**To do:** Spot each line that carries the word "substance"; copy those lines.

**Available records:**
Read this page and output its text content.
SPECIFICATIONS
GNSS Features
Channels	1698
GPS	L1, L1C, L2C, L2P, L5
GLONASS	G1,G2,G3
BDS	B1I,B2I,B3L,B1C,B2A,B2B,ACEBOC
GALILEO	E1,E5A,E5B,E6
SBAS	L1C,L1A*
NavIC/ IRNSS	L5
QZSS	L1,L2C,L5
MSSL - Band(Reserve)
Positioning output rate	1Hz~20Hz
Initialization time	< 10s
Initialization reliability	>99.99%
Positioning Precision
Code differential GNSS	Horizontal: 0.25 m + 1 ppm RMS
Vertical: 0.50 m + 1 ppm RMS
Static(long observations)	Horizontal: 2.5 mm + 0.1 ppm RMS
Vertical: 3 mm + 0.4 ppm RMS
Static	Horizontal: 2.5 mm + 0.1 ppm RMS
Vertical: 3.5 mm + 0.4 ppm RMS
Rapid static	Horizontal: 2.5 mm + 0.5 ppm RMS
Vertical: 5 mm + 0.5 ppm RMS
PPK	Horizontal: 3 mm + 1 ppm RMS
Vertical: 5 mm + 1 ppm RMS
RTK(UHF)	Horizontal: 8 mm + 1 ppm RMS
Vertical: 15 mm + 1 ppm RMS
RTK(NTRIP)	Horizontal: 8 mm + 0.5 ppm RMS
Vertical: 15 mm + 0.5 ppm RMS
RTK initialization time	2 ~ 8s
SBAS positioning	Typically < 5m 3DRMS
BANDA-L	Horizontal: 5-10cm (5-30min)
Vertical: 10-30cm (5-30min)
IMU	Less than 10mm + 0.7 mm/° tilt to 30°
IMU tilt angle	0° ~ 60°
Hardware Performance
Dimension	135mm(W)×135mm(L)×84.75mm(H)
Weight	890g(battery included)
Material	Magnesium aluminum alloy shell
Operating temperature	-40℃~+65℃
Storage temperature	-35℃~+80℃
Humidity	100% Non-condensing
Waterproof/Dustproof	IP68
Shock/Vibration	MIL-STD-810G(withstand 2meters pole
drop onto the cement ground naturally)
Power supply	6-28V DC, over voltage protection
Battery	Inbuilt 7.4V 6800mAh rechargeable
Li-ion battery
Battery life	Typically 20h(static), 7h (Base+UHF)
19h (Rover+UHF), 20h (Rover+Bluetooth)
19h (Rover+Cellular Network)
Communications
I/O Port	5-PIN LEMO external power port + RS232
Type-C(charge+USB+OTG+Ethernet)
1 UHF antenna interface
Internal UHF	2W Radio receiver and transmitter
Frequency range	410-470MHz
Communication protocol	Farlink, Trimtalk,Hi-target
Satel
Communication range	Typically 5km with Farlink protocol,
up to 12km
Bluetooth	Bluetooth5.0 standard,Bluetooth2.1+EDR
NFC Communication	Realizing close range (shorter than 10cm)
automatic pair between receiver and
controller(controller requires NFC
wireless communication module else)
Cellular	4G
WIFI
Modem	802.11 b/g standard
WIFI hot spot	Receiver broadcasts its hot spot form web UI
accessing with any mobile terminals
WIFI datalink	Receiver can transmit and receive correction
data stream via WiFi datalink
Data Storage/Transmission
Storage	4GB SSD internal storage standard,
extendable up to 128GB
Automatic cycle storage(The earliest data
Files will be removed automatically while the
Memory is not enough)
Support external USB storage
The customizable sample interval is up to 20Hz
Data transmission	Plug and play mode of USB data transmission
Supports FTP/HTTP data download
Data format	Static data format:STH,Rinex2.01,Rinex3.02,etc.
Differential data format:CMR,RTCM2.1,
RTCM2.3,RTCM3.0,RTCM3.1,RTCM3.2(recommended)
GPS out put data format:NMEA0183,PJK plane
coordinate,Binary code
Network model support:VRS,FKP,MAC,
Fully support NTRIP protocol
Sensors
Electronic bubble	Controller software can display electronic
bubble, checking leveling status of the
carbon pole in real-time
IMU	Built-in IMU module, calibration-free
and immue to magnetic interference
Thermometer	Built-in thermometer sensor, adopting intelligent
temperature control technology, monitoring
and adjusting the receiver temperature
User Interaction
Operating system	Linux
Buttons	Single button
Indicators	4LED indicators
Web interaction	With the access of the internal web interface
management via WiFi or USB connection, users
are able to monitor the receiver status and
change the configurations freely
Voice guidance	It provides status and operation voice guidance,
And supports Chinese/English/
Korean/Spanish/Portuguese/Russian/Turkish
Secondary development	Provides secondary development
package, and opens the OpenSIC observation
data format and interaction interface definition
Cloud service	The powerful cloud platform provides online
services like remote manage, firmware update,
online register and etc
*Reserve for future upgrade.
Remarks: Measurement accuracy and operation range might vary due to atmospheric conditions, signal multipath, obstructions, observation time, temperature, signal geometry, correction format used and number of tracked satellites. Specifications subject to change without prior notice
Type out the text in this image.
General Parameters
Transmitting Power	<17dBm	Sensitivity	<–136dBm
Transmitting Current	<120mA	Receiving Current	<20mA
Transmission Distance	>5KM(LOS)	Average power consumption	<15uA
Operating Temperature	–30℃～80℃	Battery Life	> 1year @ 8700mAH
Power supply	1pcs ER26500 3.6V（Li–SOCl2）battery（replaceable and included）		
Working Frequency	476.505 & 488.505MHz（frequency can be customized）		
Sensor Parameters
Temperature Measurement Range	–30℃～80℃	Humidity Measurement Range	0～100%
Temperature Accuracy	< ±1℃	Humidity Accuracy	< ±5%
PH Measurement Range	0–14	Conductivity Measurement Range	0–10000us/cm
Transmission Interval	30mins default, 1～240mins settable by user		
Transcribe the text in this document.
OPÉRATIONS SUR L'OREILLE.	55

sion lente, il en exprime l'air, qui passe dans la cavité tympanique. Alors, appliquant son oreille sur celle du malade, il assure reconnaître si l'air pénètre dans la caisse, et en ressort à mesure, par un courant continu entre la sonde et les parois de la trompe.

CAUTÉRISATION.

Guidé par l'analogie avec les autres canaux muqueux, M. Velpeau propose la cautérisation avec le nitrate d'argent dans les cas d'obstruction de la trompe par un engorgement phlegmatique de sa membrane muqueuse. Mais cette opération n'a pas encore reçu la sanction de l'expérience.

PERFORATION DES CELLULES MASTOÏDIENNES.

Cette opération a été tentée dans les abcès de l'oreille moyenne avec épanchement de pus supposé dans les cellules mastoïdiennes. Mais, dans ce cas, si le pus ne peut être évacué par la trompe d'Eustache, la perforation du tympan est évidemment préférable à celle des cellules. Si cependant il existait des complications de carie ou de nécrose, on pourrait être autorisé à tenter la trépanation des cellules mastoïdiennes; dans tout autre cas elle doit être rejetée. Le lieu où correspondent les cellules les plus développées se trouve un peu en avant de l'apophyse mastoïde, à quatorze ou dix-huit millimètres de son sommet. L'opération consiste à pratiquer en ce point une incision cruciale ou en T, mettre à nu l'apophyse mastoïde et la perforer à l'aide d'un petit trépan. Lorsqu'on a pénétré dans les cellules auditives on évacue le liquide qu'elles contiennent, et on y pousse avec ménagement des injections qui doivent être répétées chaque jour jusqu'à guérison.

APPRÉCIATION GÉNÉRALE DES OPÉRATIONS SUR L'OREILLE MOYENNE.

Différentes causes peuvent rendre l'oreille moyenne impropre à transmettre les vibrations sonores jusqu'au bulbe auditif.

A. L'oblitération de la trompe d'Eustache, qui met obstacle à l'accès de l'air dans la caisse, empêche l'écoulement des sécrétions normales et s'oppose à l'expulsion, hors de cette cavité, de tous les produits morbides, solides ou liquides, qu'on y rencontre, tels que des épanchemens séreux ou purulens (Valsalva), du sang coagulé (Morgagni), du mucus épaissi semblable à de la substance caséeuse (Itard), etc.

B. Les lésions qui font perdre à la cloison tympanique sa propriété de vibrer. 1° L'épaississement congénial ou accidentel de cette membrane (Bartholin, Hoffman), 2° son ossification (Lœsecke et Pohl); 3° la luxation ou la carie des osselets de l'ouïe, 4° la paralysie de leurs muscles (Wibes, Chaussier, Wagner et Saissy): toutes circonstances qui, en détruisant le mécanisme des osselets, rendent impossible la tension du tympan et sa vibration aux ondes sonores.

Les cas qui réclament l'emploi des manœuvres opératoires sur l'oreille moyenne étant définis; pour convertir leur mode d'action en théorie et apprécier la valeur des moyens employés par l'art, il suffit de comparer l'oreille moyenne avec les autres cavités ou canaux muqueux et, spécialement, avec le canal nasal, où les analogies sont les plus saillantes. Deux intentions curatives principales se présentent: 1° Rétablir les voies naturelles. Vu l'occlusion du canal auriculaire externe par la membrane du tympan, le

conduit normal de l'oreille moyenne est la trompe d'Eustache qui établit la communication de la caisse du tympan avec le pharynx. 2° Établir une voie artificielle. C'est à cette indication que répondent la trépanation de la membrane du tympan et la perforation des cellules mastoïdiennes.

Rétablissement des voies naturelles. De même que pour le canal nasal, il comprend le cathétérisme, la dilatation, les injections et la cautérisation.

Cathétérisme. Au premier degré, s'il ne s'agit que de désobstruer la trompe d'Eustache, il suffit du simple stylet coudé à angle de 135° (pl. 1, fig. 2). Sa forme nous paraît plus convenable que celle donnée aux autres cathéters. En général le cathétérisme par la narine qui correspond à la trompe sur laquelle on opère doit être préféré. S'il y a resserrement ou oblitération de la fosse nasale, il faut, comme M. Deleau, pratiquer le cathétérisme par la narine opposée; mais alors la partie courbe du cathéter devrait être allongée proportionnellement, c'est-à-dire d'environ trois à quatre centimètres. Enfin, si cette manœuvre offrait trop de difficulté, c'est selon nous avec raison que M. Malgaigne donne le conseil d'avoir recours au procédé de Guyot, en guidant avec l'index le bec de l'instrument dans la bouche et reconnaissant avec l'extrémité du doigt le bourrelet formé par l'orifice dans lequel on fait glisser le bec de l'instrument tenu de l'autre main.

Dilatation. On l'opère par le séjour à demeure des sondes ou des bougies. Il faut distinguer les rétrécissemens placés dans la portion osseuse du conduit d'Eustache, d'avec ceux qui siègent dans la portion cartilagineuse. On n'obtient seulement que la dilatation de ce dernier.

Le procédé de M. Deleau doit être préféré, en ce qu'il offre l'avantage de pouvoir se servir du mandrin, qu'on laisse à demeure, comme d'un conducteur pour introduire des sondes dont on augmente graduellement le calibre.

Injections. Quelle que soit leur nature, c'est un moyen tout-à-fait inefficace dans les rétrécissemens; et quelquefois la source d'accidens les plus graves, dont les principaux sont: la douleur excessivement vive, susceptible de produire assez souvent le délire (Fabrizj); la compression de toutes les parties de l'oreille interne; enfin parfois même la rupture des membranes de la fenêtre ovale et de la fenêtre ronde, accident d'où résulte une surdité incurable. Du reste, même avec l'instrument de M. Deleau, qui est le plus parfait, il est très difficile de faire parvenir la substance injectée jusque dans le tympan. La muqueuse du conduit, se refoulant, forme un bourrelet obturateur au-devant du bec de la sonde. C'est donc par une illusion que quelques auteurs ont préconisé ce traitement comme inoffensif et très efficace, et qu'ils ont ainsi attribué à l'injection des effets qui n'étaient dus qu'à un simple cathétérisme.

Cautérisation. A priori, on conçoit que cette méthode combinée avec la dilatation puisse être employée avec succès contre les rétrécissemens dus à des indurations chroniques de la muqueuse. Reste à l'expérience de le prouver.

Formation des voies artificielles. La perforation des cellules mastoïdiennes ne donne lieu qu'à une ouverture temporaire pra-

**Finished exercise:**
A. L'oblitération de la trompe d'Eustache, qui met obstacle à l'accès de l'air dans la caisse, empêche l'écoulement des sécrétions normales et s'oppose à l'expulsion, hors de cette cavité, de tous les produits morbides, solides ou liquides, qu'on y rencontre, tels que des épanchemens séreux ou purulens (Valsalva), du sang coagulé (Morgagni), du mucus épaissi semblable à de la substance caséeuse (Itard), etc.
Injections. Quelle que soit leur nature, c'est un moyen tout-à-fait inefficace dans les rétrécissemens; et quelquefois la source d'accidens les plus graves, dont les principaux sont: la douleur excessivement vive, susceptible de produire assez souvent le délire (Fabrizj); la compression de toutes les parties de l'oreille interne; enfin parfois même la rupture des membranes de la fenêtre ovale et de la fenêtre ronde, accident d'où résulte une surdité incurable. Du reste, même avec l'instrument de M. Deleau, qui est le plus parfait, il est très difficile de faire parvenir la substance injectée jusque dans le tympan. La muqueuse du conduit, se refoulant, forme un bourrelet obturateur au-devant du bec de la sonde. C'est donc par une illusion que quelques auteurs ont préconisé ce traitement comme inoffensif et très efficace, et qu'ils ont ainsi attribué à l'injection des effets qui n'étaient dus qu'à un simple cathétérisme.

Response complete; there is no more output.